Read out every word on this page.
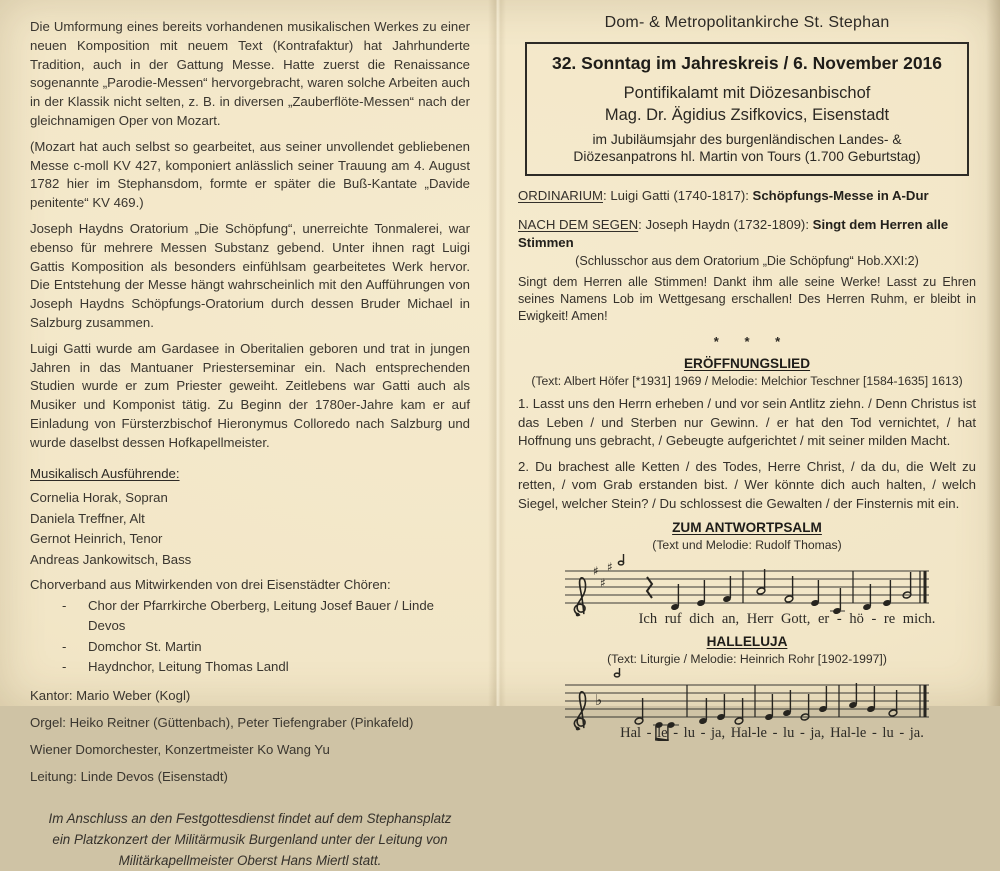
Die Umformung eines bereits vorhandenen musikalischen Werkes zu einer neuen Komposition mit neuem Text (Kontrafaktur) hat Jahrhunderte Tradition, auch in der Gattung Messe. Hatte zuerst die Renaissance sogenannte „Parodie-Messen“ hervorgebracht, waren solche Arbeiten auch in der Klassik nicht selten, z. B. in diversen „Zauberflöte-Messen“ nach der gleichnamigen Oper von Mozart.
(Mozart hat auch selbst so gearbeitet, aus seiner unvollendet gebliebenen Messe c-moll KV 427, komponiert anlässlich seiner Trauung am 4. August 1782 hier im Stephansdom, formte er später die Buß-Kantate „Davide penitente“ KV 469.)
Joseph Haydns Oratorium „Die Schöpfung“, unerreichte Tonmalerei, war ebenso für mehrere Messen Substanz gebend. Unter ihnen ragt Luigi Gattis Komposition als besonders einfühlsam gearbeitetes Werk hervor. Die Entstehung der Messe hängt wahrscheinlich mit den Aufführungen von Joseph Haydns Schöpfungs-Oratorium durch dessen Bruder Michael in Salzburg zusammen.
Luigi Gatti wurde am Gardasee in Oberitalien geboren und trat in jungen Jahren in das Mantuaner Priesterseminar ein. Nach entsprechenden Studien wurde er zum Priester geweiht. Zeitlebens war Gatti auch als Musiker und Komponist tätig. Zu Beginn der 1780er-Jahre kam er auf Einladung von Fürsterzbischof Hieronymus Colloredo nach Salzburg und wurde daselbst dessen Hofkapellmeister.
Musikalisch Ausführende:
Cornelia Horak, Sopran
Daniela Treffner, Alt
Gernot Heinrich, Tenor
Andreas Jankowitsch, Bass
Chorverband aus Mitwirkenden von drei Eisenstädter Chören:
-	Chor der Pfarrkirche Oberberg, Leitung Josef Bauer / Linde Devos
-	Domchor St. Martin
-	Haydnchor, Leitung Thomas Landl
Kantor: Mario Weber (Kogl)
Orgel: Heiko Reitner (Güttenbach), Peter Tiefengraber (Pinkafeld)
Wiener Domorchester, Konzertmeister Ko Wang Yu
Leitung: Linde Devos (Eisenstadt)
Im Anschluss an den Festgottesdienst findet auf dem Stephansplatz ein Platzkonzert der Militärmusik Burgenland unter der Leitung von Militärkapellmeister Oberst Hans Miertl statt.
Dom- & Metropolitankirche St. Stephan
32. Sonntag im Jahreskreis / 6. November 2016
Pontifikalamt mit Diözesanbischof
Mag. Dr. Ägidius Zsifkovics, Eisenstadt
im Jubiläumsjahr des burgenländischen Landes- &
Diözesanpatrons hl. Martin von Tours (1.700 Geburtstag)
ORDINARIUM: Luigi Gatti (1740-1817): Schöpfungs-Messe in A-Dur
NACH DEM SEGEN: Joseph Haydn (1732-1809): Singt dem Herren alle Stimmen
(Schlusschor aus dem Oratorium „Die Schöpfung“ Hob.XXI:2)
Singt dem Herren alle Stimmen! Dankt ihm alle seine Werke! Lasst zu Ehren seines Namens Lob im Wettgesang erschallen! Des Herren Ruhm, er bleibt in Ewigkeit! Amen!
* * *
ERÖFFNUNGSLIED
(Text: Albert Höfer [*1931] 1969 / Melodie: Melchior Teschner [1584-1635] 1613)
1. Lasst uns den Herrn erheben / und vor sein Antlitz ziehn. / Denn Christus ist das Leben / und Sterben nur Gewinn. / er hat den Tod vernichtet, / hat Hoffnung uns gebracht, / Gebeugte aufgerichtet / mit seiner milden Macht.
2. Du brachest alle Ketten / des Todes, Herre Christ, / da du, die Welt zu retten, / vom Grab erstanden bist. / Wer könnte dich auch halten, / welch Siegel, welcher Stein? / Du schlossest die Gewalten / der Finsternis mit ein.
ZUM ANTWORTPSALM
(Text und Melodie: Rudolf Thomas)
♯
♯
♯
Ich ruf dich an, Herr Gott, er - hö - re mich.
HALLELUJA
(Text: Liturgie / Melodie: Heinrich Rohr [1902-1997])
♭
Hal - le - lu - ja, Hal-le - lu - ja, Hal-le - lu - ja.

▶ _PROBLEM_:
Each record above should be copied character for character, with pictures dropped.

▶ _WRITTEN REPLY_:
Read out every word on this page.
Die Umformung eines bereits vorhandenen musikalischen Werkes zu einer neuen Komposition mit neuem Text (Kontrafaktur) hat Jahrhunderte Tradition, auch in der Gattung Messe. Hatte zuerst die Renaissance sogenannte „Parodie-Messen“ hervorgebracht, waren solche Arbeiten auch in der Klassik nicht selten, z. B. in diversen „Zauberflöte-Messen“ nach der gleichnamigen Oper von Mozart.
(Mozart hat auch selbst so gearbeitet, aus seiner unvollendet gebliebenen Messe c-moll KV 427, komponiert anlässlich seiner Trauung am 4. August 1782 hier im Stephansdom, formte er später die Buß-Kantate „Davide penitente“ KV 469.)
Joseph Haydns Oratorium „Die Schöpfung“, unerreichte Tonmalerei, war ebenso für mehrere Messen Substanz gebend. Unter ihnen ragt Luigi Gattis Komposition als besonders einfühlsam gearbeitetes Werk hervor. Die Entstehung der Messe hängt wahrscheinlich mit den Aufführungen von Joseph Haydns Schöpfungs-Oratorium durch dessen Bruder Michael in Salzburg zusammen.
Luigi Gatti wurde am Gardasee in Oberitalien geboren und trat in jungen Jahren in das Mantuaner Priesterseminar ein. Nach entsprechenden Studien wurde er zum Priester geweiht. Zeitlebens war Gatti auch als Musiker und Komponist tätig. Zu Beginn der 1780er-Jahre kam er auf Einladung von Fürsterzbischof Hieronymus Colloredo nach Salzburg und wurde daselbst dessen Hofkapellmeister.
Musikalisch Ausführende:
Cornelia Horak, Sopran
Daniela Treffner, Alt
Gernot Heinrich, Tenor
Andreas Jankowitsch, Bass
Chorverband aus Mitwirkenden von drei Eisenstädter Chören:
-	Chor der Pfarrkirche Oberberg, Leitung Josef Bauer / Linde Devos
-	Domchor St. Martin
-	Haydnchor, Leitung Thomas Landl
Kantor: Mario Weber (Kogl)
Orgel: Heiko Reitner (Güttenbach), Peter Tiefengraber (Pinkafeld)
Wiener Domorchester, Konzertmeister Ko Wang Yu
Leitung: Linde Devos (Eisenstadt)
Im Anschluss an den Festgottesdienst findet auf dem Stephansplatz ein Platzkonzert der Militärmusik Burgenland unter der Leitung von Militärkapellmeister Oberst Hans Miertl statt.
Dom- & Metropolitankirche St. Stephan
32. Sonntag im Jahreskreis / 6. November 2016
Pontifikalamt mit Diözesanbischof
Mag. Dr. Ägidius Zsifkovics, Eisenstadt
im Jubiläumsjahr des burgenländischen Landes- &
Diözesanpatrons hl. Martin von Tours (1.700 Geburtstag)
ORDINARIUM: Luigi Gatti (1740-1817): Schöpfungs-Messe in A-Dur
NACH DEM SEGEN: Joseph Haydn (1732-1809): Singt dem Herren alle Stimmen
(Schlusschor aus dem Oratorium „Die Schöpfung“ Hob.XXI:2)
Singt dem Herren alle Stimmen! Dankt ihm alle seine Werke! Lasst zu Ehren seines Namens Lob im Wettgesang erschallen! Des Herren Ruhm, er bleibt in Ewigkeit! Amen!
* * *
ERÖFFNUNGSLIED
(Text: Albert Höfer [*1931] 1969 / Melodie: Melchior Teschner [1584-1635] 1613)
1. Lasst uns den Herrn erheben / und vor sein Antlitz ziehn. / Denn Christus ist das Leben / und Sterben nur Gewinn. / er hat den Tod vernichtet, / hat Hoffnung uns gebracht, / Gebeugte aufgerichtet / mit seiner milden Macht.
2. Du brachest alle Ketten / des Todes, Herre Christ, / da du, die Welt zu retten, / vom Grab erstanden bist. / Wer könnte dich auch halten, / welch Siegel, welcher Stein? / Du schlossest die Gewalten / der Finsternis mit ein.
ZUM ANTWORTPSALM
(Text und Melodie: Rudolf Thomas)
♯
♯
♯
Ich ruf dich an, Herr Gott, er - hö - re mich.
HALLELUJA
(Text: Liturgie / Melodie: Heinrich Rohr [1902-1997])
♭
Hal - le - lu - ja, Hal-le - lu - ja, Hal-le - lu - ja.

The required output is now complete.